• _Direction_: Retype all the entries word for word, but omit the pictures.

• _Records from a data source_:

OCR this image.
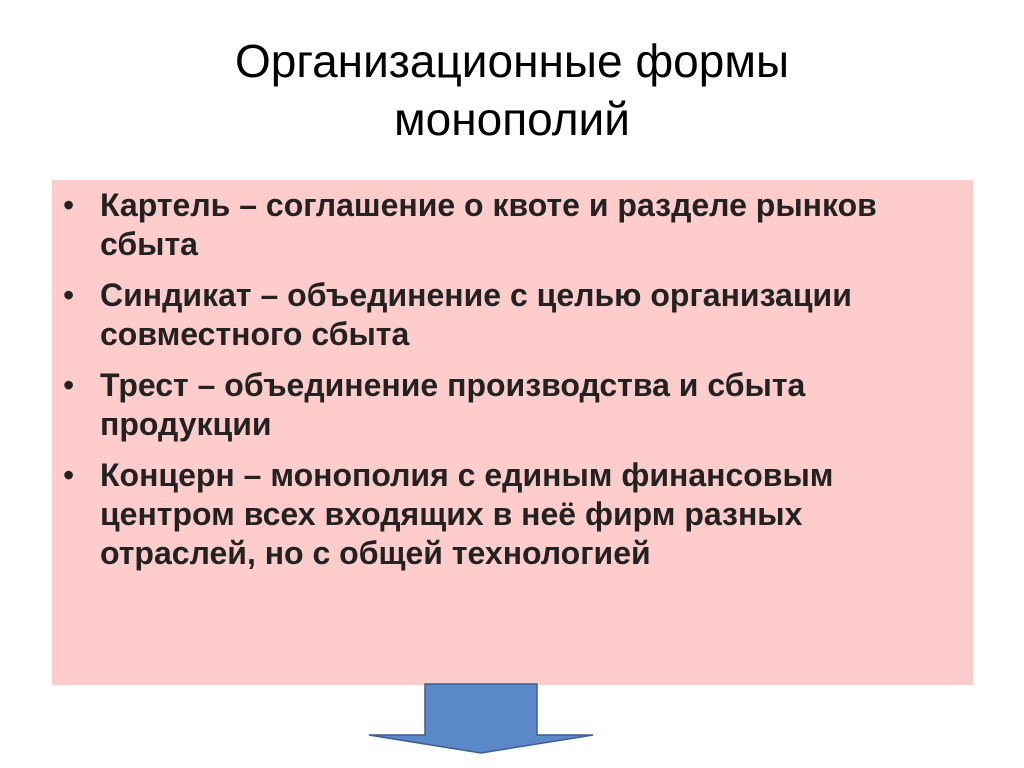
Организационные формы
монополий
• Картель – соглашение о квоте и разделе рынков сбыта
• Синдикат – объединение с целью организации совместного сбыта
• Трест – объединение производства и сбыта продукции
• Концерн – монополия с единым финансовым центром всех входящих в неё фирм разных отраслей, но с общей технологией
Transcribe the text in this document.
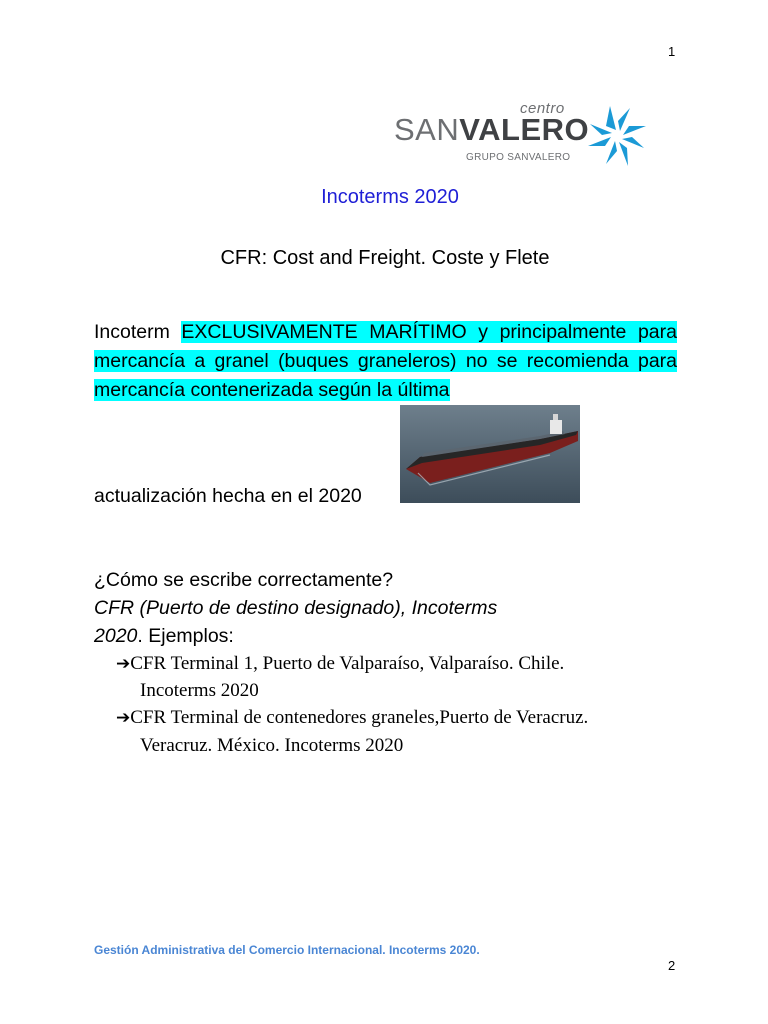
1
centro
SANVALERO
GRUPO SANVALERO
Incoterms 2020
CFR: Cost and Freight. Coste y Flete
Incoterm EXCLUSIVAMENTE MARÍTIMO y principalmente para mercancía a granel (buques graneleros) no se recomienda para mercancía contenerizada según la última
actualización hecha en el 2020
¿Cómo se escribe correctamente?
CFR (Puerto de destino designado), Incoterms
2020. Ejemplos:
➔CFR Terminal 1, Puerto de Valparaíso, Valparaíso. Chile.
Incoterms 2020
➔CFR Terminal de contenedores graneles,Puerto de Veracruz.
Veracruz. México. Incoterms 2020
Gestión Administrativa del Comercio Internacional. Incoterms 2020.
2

• _Result of the task_:
OCR this image.
Организационные формы
монополий
• Картель – соглашение о квоте и разделе рынков сбыта
• Синдикат – объединение с целью организации совместного сбыта
• Трест – объединение производства и сбыта продукции
• Концерн – монополия с единым финансовым центром всех входящих в неё фирм разных отраслей, но с общей технологией
Transcribe the text in this document.
1
centro
SANVALERO
GRUPO SANVALERO
Incoterms 2020
CFR: Cost and Freight. Coste y Flete
Incoterm EXCLUSIVAMENTE MARÍTIMO y principalmente para mercancía a granel (buques graneleros) no se recomienda para mercancía contenerizada según la última
actualización hecha en el 2020
¿Cómo se escribe correctamente?
CFR (Puerto de destino designado), Incoterms
2020. Ejemplos:
➔CFR Terminal 1, Puerto de Valparaíso, Valparaíso. Chile.
Incoterms 2020
➔CFR Terminal de contenedores graneles,Puerto de Veracruz.
Veracruz. México. Incoterms 2020
Gestión Administrativa del Comercio Internacional. Incoterms 2020.
2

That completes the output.